▶ [Written task] Return each line containing "Internal".

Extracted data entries
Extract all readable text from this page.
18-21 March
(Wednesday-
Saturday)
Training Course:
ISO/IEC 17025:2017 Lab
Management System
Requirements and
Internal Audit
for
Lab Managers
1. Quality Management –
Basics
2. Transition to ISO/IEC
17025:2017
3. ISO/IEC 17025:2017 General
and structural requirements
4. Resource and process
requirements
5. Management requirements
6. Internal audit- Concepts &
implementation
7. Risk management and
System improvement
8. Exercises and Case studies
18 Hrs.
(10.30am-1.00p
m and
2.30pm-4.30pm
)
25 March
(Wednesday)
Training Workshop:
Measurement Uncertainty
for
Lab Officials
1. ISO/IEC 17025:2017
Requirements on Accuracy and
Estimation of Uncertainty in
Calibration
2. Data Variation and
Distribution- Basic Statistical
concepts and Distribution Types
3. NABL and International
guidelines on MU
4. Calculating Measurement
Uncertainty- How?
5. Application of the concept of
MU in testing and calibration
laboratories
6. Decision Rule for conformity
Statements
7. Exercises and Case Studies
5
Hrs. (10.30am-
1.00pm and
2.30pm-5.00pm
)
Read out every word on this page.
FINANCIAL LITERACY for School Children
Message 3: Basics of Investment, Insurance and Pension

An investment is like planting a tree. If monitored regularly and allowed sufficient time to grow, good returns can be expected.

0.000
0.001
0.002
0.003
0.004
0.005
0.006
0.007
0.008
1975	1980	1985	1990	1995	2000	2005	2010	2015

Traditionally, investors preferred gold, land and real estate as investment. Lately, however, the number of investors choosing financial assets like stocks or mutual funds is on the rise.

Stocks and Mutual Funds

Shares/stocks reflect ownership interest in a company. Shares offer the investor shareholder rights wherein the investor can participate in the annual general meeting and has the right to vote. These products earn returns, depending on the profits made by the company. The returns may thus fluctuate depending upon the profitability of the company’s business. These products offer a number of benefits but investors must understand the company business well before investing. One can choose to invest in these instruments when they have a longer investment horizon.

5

▶ [Response]
Internal Audit
6. Internal audit- Concepts &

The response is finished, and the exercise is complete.